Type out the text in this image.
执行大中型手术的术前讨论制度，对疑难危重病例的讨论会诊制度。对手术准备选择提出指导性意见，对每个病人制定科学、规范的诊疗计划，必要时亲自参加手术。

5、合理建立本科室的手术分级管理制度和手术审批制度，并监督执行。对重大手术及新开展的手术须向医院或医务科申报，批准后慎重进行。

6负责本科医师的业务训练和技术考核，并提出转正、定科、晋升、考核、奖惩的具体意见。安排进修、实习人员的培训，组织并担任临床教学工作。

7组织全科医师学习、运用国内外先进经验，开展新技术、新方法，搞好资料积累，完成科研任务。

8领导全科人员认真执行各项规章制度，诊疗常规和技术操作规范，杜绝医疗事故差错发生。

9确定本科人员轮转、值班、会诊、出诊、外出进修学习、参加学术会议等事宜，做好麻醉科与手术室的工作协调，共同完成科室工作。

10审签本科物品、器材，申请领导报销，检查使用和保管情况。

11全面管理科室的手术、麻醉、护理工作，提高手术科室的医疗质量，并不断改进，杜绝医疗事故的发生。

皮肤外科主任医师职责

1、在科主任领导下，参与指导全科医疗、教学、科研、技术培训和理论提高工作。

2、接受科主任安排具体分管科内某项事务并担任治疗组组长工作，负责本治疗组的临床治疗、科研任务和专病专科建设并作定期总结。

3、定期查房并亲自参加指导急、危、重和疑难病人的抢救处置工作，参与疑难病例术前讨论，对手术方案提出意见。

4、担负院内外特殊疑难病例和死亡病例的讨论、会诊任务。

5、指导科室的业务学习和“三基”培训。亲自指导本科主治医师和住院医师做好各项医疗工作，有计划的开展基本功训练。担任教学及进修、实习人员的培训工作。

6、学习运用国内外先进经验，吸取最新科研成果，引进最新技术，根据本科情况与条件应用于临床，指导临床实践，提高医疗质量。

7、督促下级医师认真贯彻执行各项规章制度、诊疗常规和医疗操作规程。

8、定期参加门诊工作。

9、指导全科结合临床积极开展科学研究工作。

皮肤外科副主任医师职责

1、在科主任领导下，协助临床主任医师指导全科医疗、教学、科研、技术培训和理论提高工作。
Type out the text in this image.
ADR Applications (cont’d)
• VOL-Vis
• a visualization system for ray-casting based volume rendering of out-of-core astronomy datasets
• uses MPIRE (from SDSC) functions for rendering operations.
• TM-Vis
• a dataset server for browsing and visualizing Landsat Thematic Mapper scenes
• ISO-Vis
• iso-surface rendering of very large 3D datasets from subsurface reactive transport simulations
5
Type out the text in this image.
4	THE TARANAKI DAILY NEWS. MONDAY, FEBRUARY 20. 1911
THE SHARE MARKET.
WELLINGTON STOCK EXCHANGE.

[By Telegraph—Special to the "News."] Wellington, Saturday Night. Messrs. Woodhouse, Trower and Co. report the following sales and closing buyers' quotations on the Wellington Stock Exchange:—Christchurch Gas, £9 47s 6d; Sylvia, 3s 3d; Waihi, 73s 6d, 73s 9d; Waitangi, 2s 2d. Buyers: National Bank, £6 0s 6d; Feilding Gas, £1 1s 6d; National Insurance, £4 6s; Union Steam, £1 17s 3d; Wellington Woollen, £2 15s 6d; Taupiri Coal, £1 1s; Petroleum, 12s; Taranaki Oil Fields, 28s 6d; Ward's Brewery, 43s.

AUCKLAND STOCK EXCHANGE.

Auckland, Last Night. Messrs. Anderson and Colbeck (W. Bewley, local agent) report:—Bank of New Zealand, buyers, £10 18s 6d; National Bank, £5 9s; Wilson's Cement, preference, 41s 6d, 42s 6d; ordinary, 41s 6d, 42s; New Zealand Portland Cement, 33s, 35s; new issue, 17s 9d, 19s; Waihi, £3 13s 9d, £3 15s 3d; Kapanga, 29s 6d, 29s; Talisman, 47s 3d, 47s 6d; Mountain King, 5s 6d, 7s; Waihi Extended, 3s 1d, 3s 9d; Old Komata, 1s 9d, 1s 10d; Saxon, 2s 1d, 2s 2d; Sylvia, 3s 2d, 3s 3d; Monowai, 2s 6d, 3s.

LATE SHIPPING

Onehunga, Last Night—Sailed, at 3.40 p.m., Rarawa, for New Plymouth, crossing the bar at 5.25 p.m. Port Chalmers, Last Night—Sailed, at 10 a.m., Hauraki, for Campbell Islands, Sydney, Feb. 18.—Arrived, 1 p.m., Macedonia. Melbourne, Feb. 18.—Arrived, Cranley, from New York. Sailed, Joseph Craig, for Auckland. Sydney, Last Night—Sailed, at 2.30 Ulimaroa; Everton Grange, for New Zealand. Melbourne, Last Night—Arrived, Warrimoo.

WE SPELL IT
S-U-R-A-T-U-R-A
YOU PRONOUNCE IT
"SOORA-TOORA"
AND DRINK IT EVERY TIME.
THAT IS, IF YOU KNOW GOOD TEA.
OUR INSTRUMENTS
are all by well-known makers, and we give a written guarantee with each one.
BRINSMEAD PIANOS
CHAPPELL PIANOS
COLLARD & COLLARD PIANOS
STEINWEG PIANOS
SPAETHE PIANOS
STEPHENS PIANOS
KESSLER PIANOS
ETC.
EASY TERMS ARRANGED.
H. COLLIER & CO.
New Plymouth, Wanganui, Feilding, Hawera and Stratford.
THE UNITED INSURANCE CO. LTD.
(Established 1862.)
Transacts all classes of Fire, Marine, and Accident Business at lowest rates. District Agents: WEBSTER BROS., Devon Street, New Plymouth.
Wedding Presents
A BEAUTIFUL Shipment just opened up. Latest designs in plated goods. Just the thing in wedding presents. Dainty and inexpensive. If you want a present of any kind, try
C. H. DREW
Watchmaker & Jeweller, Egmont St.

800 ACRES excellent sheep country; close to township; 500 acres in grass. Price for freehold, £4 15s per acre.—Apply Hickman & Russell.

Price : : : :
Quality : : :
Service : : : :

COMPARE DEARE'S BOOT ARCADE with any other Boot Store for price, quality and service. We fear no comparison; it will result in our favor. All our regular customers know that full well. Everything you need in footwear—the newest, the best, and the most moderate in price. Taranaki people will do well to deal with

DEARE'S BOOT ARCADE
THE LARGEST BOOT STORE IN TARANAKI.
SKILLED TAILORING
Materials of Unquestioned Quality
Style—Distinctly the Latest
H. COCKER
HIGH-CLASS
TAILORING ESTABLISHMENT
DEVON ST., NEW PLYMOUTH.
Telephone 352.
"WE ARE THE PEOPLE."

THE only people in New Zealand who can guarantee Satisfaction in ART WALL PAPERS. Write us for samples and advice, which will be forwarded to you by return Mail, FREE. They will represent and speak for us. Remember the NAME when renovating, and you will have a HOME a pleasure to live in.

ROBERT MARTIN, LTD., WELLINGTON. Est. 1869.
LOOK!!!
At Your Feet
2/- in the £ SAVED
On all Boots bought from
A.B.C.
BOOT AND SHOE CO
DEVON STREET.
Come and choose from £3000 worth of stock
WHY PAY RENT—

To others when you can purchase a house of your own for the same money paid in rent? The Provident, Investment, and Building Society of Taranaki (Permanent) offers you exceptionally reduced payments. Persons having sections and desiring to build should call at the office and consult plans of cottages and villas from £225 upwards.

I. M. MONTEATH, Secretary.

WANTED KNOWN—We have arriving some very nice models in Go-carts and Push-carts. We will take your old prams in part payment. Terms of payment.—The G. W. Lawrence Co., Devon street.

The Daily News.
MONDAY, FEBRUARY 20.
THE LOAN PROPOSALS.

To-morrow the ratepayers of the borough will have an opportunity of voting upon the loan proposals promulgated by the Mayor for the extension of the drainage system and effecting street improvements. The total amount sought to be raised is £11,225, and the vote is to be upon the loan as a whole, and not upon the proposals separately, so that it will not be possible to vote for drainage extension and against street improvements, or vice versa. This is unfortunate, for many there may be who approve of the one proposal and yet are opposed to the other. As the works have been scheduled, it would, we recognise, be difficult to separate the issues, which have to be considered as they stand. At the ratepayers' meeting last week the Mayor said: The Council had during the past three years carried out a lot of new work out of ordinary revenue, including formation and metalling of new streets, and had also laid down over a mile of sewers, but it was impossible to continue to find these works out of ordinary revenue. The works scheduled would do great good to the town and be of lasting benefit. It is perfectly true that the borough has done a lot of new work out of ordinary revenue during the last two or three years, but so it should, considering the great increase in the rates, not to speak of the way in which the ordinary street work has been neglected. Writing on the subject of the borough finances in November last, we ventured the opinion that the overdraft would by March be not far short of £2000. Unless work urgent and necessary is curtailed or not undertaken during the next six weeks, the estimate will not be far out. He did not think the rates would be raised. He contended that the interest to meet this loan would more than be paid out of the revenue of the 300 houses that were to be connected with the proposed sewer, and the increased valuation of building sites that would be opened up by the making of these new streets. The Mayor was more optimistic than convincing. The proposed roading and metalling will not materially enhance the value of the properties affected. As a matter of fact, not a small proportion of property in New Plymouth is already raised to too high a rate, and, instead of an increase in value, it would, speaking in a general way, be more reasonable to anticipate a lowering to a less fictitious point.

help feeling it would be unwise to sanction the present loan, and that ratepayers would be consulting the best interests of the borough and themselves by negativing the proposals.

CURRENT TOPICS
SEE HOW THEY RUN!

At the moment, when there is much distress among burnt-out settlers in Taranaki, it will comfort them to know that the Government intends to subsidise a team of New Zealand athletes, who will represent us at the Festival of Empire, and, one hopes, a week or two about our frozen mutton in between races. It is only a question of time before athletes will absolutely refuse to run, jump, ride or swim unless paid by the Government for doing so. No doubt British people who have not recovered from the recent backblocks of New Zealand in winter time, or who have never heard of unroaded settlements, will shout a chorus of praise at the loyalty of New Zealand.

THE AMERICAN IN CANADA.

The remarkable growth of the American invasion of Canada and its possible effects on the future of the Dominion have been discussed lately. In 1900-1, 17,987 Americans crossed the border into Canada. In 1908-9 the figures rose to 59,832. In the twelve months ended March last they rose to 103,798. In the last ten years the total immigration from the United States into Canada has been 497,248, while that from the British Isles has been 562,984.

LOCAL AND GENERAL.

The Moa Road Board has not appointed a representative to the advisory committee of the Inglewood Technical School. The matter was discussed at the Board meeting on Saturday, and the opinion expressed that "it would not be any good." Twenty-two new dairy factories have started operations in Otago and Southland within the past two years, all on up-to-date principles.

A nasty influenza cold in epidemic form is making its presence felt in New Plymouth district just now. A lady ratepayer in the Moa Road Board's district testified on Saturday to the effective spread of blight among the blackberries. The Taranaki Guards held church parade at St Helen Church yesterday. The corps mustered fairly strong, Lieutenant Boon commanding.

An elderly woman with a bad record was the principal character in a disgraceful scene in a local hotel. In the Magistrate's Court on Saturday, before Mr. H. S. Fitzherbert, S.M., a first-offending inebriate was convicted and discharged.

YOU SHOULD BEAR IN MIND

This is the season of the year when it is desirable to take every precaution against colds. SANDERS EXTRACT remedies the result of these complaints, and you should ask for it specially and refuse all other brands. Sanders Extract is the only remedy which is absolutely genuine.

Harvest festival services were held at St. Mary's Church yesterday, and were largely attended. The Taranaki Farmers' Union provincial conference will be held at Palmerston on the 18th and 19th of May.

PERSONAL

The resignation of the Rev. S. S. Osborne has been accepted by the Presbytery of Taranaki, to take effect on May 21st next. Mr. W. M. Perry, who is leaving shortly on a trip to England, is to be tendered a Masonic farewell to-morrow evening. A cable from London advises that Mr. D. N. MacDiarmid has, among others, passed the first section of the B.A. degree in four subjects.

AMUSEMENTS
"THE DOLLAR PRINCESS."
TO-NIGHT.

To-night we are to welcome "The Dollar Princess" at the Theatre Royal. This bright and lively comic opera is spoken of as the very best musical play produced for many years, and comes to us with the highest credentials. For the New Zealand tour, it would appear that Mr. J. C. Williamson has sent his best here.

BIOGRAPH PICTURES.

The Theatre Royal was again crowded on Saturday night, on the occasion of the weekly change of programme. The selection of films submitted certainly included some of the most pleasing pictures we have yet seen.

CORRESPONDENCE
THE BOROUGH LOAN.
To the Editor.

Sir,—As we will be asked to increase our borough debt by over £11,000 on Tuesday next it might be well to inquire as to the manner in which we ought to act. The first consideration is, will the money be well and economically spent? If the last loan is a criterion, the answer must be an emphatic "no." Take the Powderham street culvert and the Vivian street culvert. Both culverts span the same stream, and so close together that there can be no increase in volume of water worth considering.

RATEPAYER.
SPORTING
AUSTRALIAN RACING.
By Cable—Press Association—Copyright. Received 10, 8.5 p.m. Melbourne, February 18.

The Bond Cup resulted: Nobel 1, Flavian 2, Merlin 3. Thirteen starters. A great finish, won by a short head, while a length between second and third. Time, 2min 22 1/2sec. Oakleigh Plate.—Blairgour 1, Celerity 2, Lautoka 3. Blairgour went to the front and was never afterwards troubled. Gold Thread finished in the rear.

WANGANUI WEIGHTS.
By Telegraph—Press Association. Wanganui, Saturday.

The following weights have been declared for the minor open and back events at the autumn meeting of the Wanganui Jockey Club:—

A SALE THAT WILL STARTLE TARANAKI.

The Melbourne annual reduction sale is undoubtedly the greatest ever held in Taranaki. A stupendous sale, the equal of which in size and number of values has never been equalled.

=====

TASK TO COMPLETE:
Find out how many lines in the listing contain the string "same". Give the number alone.

TASK RESPONSE:
2